» **Records supplied**:
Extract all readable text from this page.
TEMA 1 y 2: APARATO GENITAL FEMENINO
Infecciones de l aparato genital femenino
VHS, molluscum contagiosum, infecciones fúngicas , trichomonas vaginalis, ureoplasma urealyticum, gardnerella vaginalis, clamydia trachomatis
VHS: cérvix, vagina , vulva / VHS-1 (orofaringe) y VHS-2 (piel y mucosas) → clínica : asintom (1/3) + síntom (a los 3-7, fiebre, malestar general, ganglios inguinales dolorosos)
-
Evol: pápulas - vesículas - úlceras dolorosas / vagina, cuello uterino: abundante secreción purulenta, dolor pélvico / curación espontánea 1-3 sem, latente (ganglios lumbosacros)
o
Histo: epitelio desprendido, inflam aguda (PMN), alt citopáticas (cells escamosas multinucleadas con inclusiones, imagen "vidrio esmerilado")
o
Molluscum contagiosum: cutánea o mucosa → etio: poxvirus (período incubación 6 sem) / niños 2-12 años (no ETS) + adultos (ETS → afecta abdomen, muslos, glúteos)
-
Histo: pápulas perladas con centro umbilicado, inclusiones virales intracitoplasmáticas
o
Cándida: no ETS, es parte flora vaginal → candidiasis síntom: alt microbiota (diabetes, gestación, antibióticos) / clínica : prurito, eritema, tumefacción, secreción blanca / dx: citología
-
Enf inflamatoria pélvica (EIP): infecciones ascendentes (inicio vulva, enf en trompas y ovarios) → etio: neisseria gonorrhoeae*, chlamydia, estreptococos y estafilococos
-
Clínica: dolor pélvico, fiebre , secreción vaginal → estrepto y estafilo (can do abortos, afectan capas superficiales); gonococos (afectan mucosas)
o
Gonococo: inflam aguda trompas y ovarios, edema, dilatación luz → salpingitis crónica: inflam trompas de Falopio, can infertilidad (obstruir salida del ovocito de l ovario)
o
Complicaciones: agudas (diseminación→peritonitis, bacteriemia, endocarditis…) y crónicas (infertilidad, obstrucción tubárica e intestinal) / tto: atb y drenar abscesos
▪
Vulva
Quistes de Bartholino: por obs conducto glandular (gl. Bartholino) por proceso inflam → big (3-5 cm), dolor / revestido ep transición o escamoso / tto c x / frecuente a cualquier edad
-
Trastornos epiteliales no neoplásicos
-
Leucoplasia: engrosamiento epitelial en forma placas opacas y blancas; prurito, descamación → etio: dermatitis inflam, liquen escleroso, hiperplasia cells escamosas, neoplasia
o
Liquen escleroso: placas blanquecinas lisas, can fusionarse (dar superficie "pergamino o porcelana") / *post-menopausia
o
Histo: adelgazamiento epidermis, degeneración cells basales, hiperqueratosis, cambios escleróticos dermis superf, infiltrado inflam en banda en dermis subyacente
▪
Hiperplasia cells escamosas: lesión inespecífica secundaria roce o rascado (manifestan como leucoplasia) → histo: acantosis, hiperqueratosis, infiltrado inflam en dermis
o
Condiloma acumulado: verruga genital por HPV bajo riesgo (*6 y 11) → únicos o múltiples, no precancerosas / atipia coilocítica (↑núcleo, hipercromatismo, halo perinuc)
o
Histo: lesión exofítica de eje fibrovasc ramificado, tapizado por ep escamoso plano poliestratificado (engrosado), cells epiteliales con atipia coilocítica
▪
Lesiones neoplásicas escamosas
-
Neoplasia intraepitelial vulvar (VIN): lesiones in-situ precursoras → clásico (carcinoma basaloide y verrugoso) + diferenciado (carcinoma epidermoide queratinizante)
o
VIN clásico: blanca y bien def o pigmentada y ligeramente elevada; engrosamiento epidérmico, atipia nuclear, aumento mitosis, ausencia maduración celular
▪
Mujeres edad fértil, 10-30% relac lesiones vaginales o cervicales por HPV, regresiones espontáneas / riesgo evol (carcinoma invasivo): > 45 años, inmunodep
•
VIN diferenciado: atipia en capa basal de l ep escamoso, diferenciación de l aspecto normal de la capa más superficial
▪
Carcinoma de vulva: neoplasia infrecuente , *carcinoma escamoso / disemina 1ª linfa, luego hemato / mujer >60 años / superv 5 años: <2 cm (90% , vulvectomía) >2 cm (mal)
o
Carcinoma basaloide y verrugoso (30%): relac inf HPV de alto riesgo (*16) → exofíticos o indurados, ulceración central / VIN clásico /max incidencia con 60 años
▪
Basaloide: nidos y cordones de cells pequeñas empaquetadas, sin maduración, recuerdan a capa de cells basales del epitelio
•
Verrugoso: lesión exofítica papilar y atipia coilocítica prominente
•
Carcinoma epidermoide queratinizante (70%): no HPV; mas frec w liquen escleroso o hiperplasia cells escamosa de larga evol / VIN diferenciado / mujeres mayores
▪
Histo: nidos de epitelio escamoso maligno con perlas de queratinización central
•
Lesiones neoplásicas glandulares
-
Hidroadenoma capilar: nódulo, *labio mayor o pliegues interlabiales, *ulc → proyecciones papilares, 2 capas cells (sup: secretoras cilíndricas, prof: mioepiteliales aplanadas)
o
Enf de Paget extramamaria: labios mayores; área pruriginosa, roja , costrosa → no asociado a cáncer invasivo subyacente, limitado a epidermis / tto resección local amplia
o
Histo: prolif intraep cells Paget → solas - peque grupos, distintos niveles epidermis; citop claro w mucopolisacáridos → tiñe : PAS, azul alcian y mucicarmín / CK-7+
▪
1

» **Exercise objective**:
The answer must consist of every line from the entries above that contains "central".

» **Written answer**:
Carcinoma basaloide y verrugoso (30%): relac inf HPV de alto riesgo (*16) → exofíticos o indurados, ulceración central / VIN clásico /max incidencia con 60 años
Histo: nidos de epitelio escamoso maligno con perlas de queratinización central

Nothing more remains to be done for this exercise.